***** Record set *****
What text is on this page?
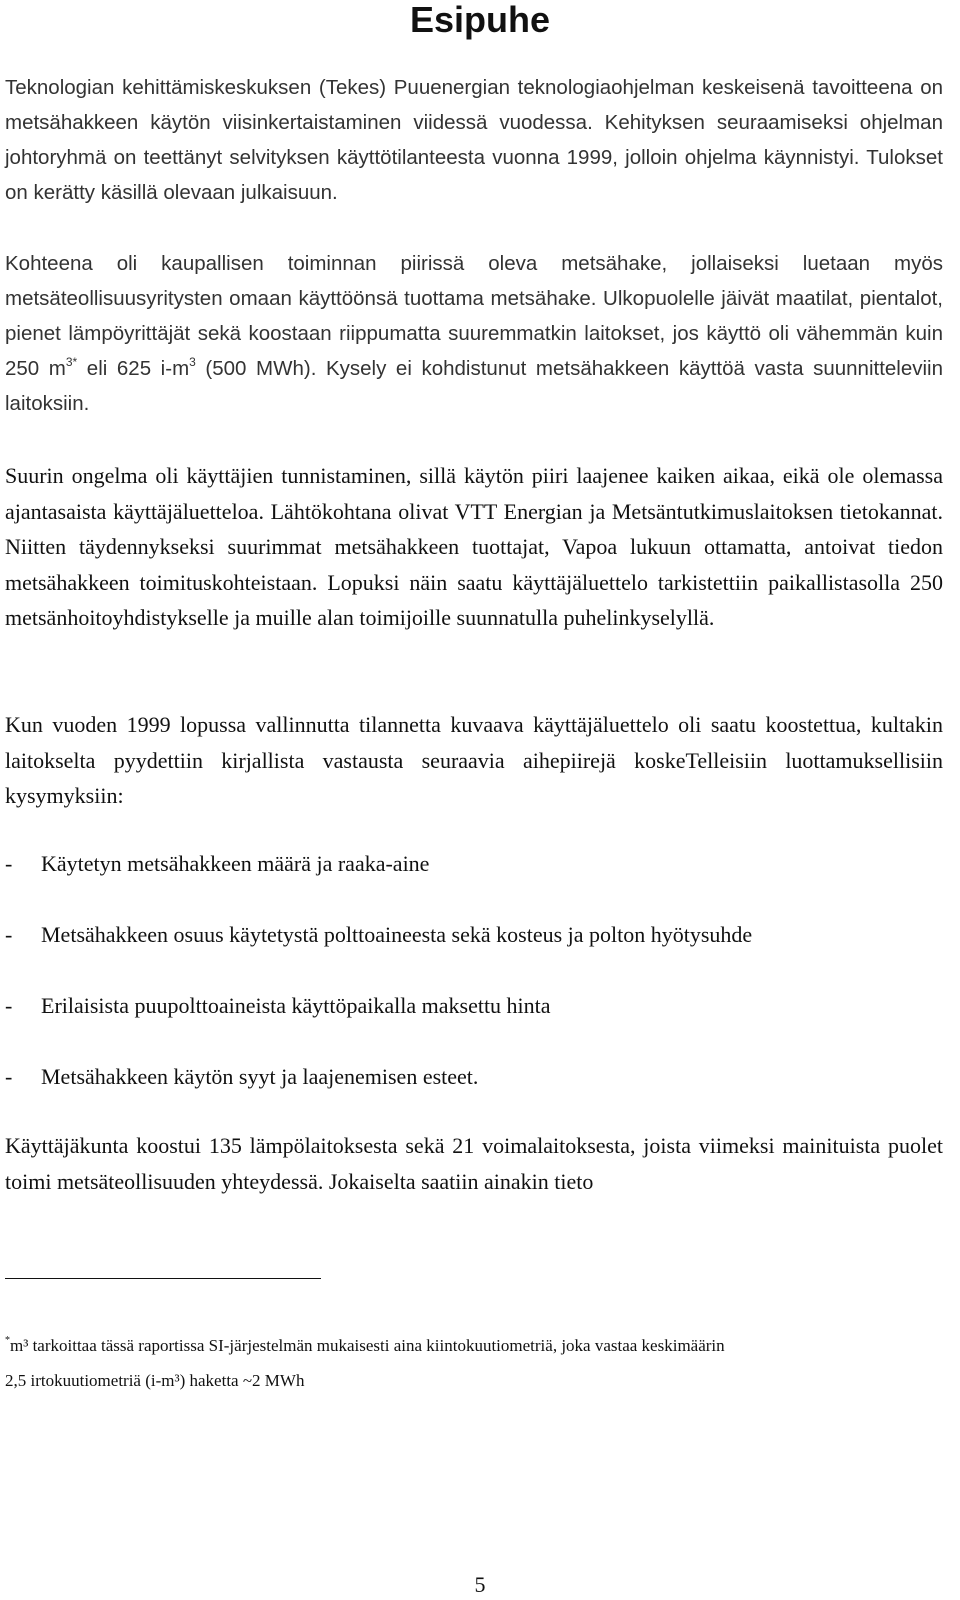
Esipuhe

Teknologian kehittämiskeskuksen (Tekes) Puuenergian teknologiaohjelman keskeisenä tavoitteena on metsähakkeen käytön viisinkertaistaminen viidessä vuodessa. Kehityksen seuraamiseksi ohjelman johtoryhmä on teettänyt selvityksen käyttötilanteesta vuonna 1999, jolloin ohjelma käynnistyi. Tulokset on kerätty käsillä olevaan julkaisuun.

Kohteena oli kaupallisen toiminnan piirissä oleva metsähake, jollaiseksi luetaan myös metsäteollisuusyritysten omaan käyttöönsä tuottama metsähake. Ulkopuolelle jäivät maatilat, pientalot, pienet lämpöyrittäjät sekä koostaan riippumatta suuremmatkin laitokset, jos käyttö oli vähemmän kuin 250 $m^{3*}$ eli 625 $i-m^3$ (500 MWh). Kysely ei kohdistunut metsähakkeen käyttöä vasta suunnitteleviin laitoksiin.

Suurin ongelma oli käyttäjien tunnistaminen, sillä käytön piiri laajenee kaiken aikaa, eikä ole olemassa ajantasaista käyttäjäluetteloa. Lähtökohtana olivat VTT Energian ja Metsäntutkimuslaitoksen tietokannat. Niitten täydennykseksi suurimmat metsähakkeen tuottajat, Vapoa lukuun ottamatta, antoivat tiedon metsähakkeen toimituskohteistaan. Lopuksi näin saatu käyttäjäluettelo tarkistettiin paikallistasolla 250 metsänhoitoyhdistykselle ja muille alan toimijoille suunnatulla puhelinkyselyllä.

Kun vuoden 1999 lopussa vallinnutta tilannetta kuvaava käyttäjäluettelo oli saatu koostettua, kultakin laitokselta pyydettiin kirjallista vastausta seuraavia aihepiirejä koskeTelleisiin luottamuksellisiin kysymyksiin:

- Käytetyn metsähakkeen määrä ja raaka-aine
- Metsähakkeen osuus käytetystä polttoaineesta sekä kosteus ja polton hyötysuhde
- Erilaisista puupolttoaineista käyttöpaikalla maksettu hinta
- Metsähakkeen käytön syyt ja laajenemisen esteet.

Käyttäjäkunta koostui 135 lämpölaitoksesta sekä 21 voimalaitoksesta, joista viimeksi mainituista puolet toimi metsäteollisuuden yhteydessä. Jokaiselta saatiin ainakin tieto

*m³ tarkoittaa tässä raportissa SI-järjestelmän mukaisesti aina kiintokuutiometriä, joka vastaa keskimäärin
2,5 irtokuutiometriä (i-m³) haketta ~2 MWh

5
*****
***** Record set *****
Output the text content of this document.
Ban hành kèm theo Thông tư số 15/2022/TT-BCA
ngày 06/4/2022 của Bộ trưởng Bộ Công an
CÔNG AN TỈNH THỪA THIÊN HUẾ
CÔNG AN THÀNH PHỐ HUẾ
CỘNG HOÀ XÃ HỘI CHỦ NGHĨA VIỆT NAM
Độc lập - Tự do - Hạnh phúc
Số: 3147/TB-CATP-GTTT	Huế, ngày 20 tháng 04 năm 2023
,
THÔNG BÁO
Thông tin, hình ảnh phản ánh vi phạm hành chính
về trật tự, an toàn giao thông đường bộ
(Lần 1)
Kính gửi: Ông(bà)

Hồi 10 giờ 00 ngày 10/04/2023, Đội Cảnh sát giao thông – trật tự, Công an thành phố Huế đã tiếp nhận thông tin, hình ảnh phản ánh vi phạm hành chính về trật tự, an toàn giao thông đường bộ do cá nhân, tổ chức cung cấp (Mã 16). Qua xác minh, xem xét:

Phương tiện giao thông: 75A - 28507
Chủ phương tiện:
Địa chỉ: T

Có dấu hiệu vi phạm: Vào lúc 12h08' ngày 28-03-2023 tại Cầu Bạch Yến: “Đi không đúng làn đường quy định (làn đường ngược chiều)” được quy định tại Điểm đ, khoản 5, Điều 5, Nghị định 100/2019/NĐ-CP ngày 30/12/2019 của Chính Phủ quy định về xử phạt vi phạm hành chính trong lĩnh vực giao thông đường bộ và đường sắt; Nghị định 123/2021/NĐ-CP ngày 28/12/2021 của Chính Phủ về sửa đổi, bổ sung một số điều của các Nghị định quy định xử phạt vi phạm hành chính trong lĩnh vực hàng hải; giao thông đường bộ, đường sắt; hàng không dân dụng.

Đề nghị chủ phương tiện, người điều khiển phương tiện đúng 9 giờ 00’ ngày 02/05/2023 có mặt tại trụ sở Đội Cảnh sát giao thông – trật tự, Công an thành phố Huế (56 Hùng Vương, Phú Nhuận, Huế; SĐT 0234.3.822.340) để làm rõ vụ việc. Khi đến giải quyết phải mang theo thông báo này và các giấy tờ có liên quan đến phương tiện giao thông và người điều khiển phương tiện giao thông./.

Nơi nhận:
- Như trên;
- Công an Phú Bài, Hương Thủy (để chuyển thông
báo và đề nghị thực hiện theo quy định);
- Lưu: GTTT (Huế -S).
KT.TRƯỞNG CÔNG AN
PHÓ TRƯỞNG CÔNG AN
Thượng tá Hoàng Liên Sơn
*****
▶ _To do_
Wherever "theo" shows up in a line, copy that line.

▶ _Solution to the exercise_
Ban hành kèm theo Thông tư số 15/2022/TT-BCA
Đề nghị chủ phương tiện, người điều khiển phương tiện đúng 9 giờ 00’ ngày 02/05/2023 có mặt tại trụ sở Đội Cảnh sát giao thông – trật tự, Công an thành phố Huế (56 Hùng Vương, Phú Nhuận, Huế; SĐT 0234.3.822.340) để làm rõ vụ việc. Khi đến giải quyết phải mang theo thông báo này và các giấy tờ có liên quan đến phương tiện giao thông và người điều khiển phương tiện giao thông./.
báo và đề nghị thực hiện theo quy định);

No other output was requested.